What the task asks »
Where a line of the material contains the string "Frantzian", copy that line.

Supplied material »
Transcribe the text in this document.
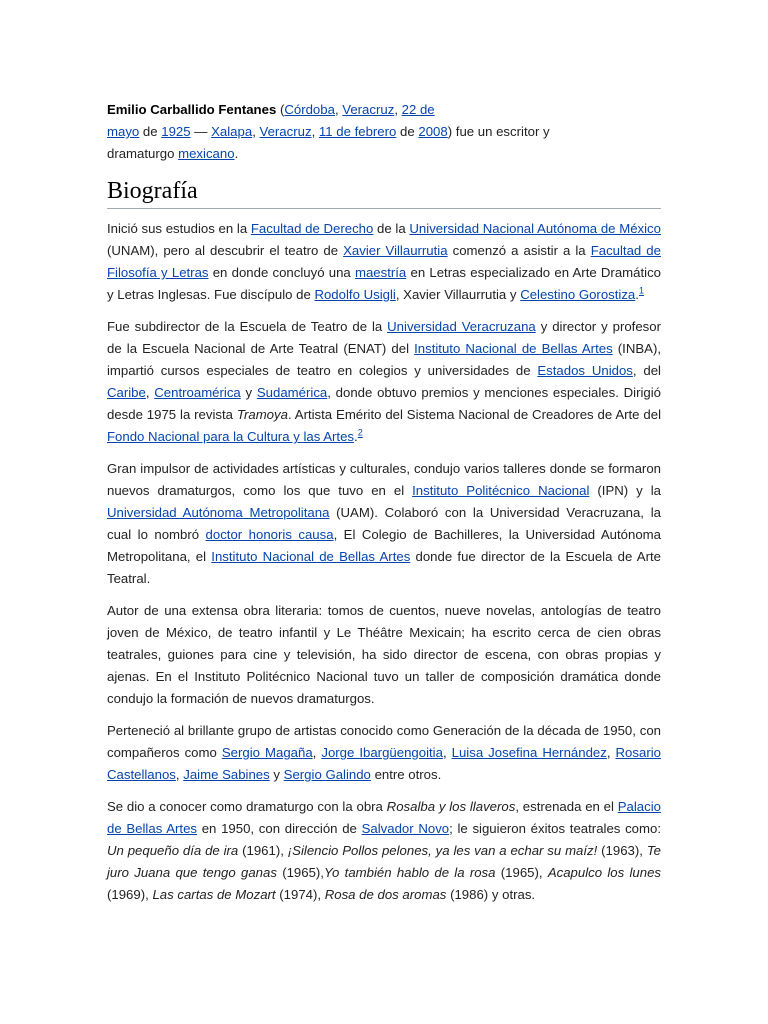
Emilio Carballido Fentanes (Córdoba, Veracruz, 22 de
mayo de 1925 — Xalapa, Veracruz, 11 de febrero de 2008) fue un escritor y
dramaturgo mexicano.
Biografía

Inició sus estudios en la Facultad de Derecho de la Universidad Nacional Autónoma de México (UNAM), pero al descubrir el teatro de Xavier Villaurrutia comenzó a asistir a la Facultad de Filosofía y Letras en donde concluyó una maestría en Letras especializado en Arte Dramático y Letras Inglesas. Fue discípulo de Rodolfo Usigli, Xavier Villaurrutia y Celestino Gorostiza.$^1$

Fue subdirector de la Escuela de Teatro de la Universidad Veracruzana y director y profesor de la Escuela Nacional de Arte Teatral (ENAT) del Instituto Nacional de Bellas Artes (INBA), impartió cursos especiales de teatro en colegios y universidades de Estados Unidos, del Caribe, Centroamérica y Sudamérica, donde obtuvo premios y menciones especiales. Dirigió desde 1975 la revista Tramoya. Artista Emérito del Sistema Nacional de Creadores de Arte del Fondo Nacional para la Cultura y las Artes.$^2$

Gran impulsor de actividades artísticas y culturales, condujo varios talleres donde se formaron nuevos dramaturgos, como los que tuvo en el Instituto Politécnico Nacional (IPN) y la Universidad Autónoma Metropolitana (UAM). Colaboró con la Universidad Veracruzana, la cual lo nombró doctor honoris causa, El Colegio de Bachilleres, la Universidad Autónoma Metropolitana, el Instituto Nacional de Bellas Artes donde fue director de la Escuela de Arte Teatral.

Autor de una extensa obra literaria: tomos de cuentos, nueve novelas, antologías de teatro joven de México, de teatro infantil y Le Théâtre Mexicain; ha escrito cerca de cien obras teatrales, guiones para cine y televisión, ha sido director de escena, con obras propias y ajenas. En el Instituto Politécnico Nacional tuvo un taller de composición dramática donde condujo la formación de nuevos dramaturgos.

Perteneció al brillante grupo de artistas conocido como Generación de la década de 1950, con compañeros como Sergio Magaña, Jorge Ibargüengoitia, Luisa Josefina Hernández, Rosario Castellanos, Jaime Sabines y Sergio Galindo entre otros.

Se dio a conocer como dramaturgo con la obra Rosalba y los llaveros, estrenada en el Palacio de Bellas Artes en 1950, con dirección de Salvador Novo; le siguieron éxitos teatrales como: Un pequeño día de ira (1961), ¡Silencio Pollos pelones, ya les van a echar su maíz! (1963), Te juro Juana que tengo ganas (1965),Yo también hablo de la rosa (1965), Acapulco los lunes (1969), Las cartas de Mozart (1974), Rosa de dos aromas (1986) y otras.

---

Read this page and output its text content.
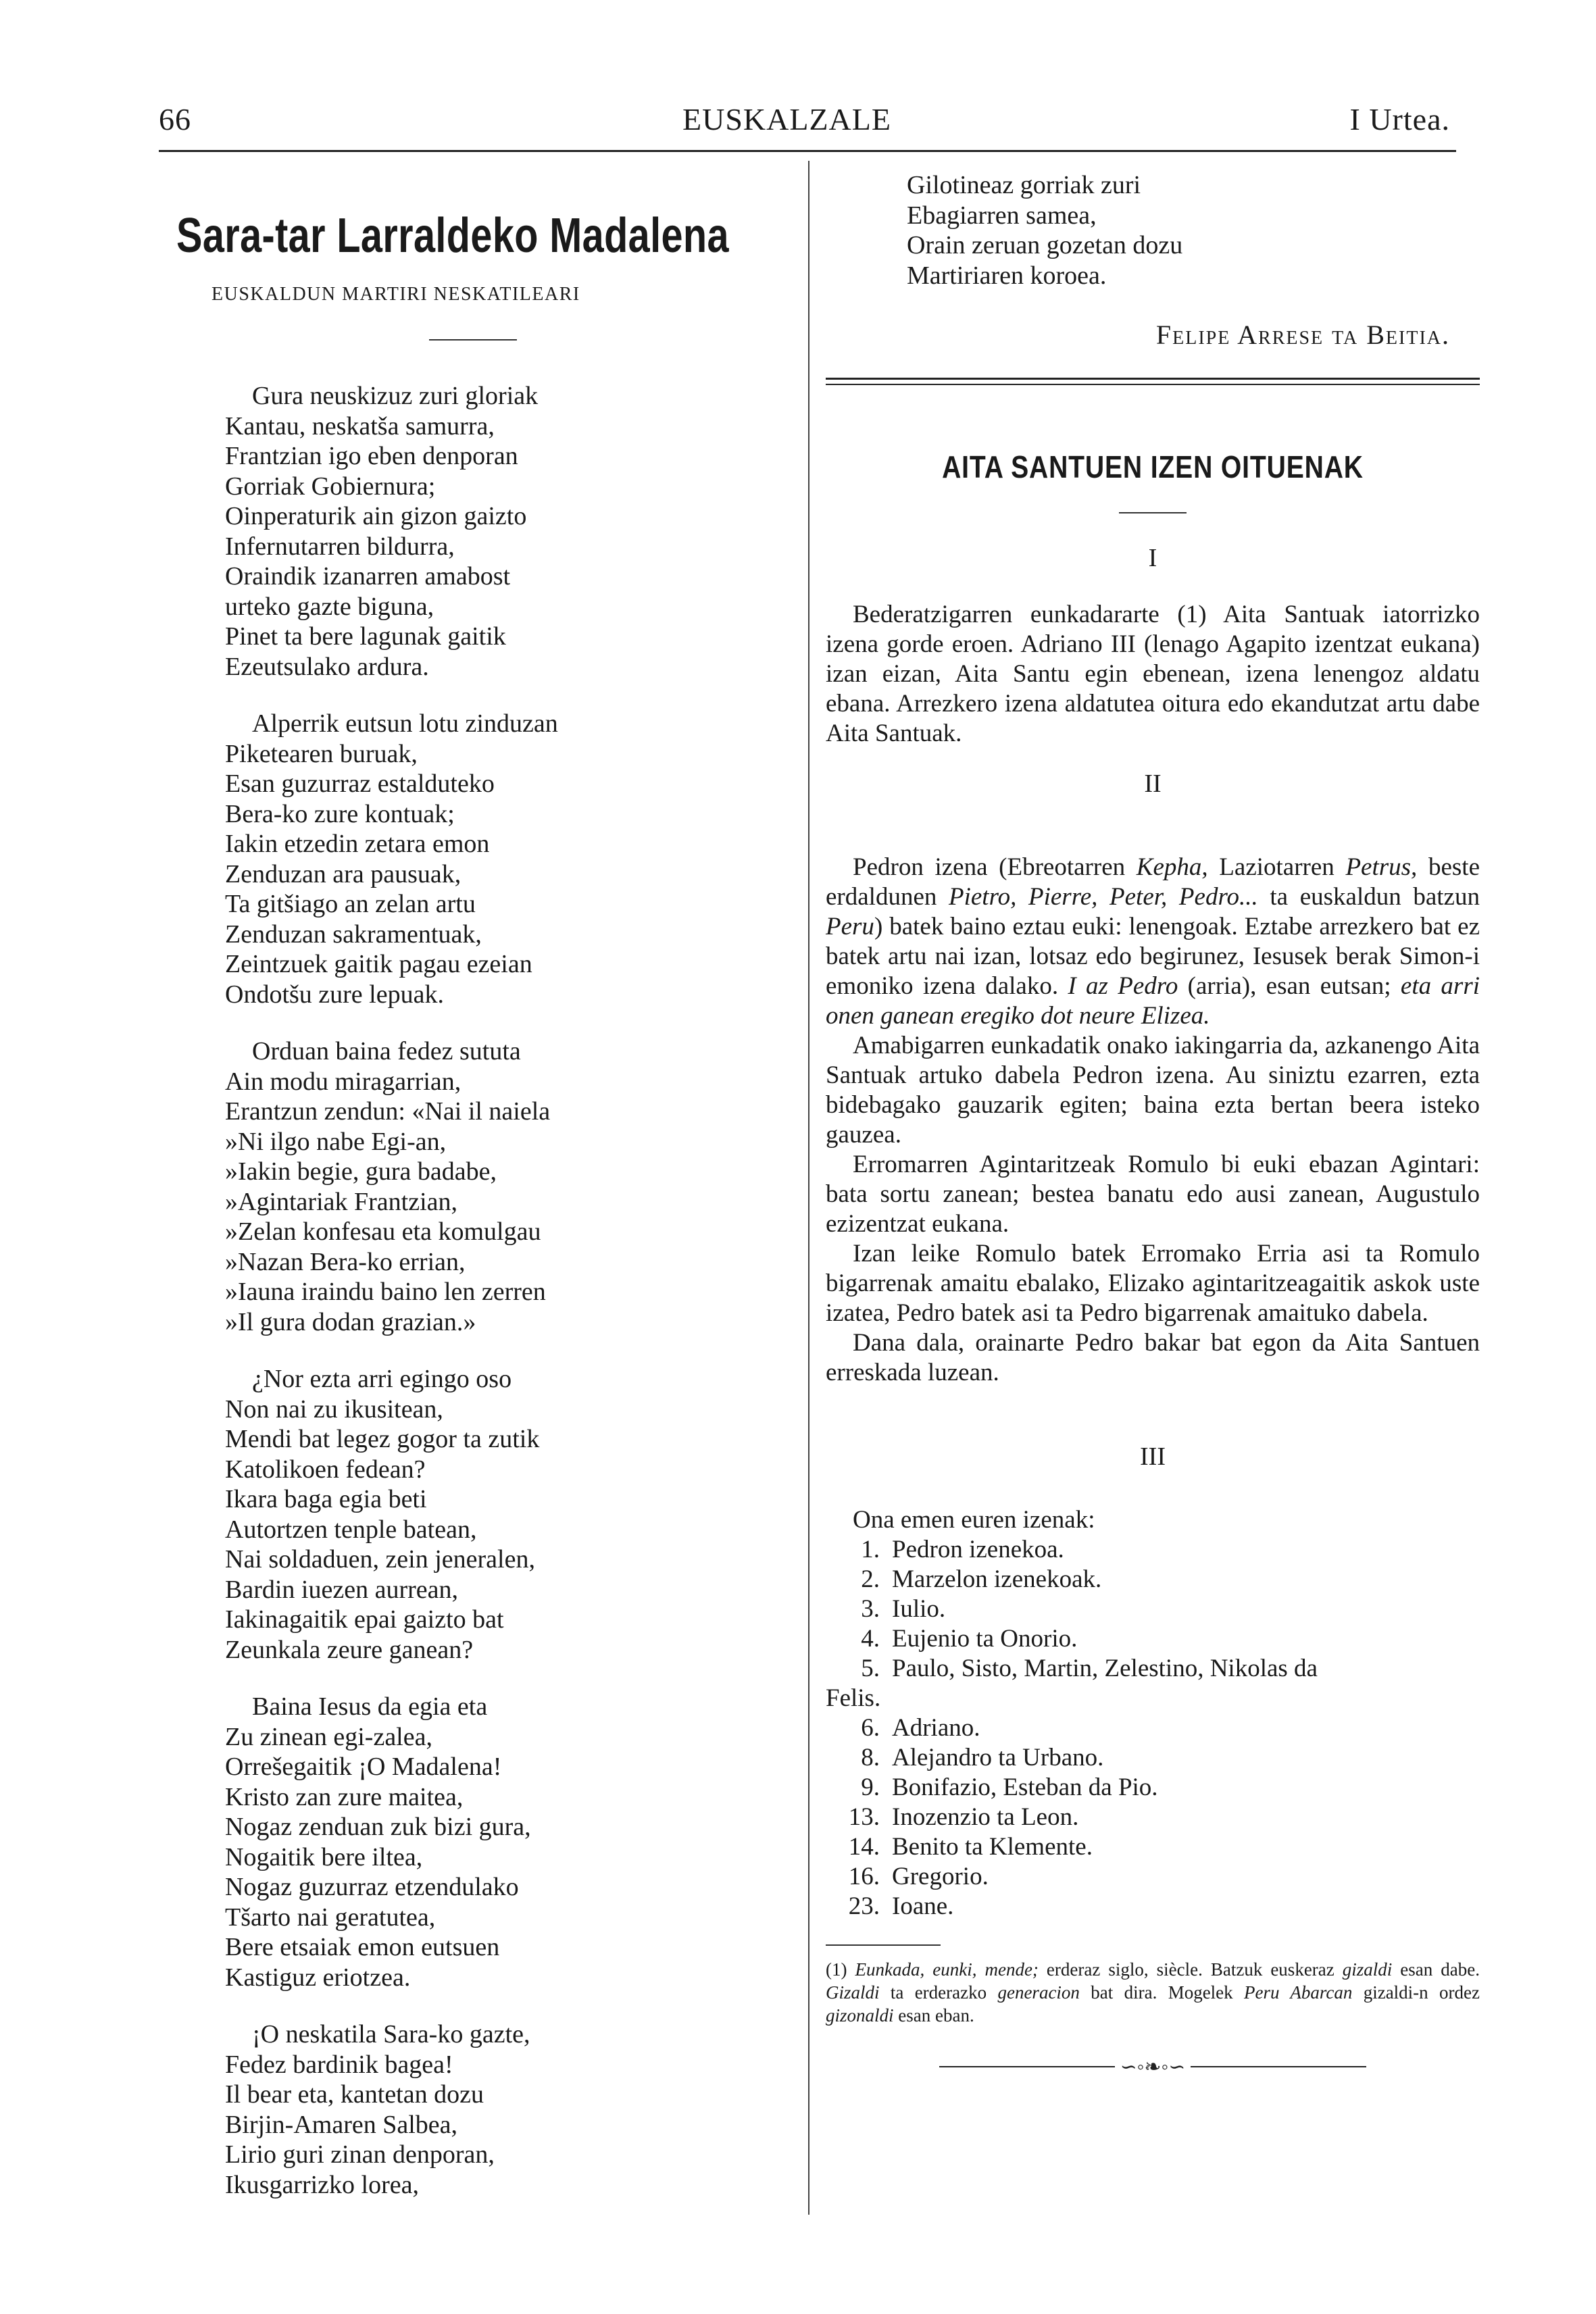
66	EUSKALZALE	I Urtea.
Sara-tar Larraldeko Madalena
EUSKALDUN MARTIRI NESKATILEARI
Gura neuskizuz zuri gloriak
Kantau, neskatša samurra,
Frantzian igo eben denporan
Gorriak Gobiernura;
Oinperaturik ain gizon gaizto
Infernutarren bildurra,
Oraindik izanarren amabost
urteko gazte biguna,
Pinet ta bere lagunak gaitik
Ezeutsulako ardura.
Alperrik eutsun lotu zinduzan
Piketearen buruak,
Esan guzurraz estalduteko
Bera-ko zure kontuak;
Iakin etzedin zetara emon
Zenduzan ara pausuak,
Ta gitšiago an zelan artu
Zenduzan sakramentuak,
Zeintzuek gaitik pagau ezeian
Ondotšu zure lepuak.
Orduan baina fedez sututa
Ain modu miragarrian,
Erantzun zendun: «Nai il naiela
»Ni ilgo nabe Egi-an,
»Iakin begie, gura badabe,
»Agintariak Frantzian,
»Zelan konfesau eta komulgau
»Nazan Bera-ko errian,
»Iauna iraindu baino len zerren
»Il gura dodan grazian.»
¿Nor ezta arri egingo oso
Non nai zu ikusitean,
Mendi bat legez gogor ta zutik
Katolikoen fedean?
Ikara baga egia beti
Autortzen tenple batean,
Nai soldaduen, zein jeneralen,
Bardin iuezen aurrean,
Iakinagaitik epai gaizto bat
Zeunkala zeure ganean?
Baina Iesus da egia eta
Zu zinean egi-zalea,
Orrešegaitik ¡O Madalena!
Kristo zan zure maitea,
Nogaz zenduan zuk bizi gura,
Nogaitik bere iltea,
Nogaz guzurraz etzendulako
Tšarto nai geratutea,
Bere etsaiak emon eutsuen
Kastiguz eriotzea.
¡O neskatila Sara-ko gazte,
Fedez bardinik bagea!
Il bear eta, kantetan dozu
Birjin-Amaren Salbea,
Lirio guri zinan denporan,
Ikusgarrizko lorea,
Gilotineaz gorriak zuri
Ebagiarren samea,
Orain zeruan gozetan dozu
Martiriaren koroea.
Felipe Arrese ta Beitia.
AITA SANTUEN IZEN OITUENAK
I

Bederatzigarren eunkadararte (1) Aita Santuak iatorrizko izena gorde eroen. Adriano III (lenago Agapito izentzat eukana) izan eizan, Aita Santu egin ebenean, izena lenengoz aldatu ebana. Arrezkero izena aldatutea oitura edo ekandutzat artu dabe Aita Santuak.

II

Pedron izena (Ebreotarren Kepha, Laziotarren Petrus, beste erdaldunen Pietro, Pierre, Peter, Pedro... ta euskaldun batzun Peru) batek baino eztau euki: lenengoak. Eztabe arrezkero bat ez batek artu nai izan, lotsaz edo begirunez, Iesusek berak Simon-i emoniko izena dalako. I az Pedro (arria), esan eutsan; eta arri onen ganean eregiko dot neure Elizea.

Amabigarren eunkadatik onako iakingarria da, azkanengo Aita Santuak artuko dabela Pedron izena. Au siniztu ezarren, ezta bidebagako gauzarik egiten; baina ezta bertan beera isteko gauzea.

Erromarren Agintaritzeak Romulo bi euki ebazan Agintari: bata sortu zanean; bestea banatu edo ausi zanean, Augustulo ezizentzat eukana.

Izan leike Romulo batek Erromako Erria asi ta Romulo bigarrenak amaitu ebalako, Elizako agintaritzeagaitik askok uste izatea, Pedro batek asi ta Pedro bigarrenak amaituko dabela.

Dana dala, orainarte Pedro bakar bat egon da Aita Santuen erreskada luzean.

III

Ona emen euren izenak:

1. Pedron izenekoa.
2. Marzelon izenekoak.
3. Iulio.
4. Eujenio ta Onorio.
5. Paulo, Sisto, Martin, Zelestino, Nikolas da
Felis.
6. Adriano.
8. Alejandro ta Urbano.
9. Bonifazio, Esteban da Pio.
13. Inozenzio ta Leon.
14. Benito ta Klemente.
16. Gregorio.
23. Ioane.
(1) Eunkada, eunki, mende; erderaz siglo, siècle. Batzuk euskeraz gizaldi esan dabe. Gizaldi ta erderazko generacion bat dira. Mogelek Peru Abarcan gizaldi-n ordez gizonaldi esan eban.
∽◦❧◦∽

Output of the exercise »
Frantzian igo eben denporan
»Agintariak Frantzian,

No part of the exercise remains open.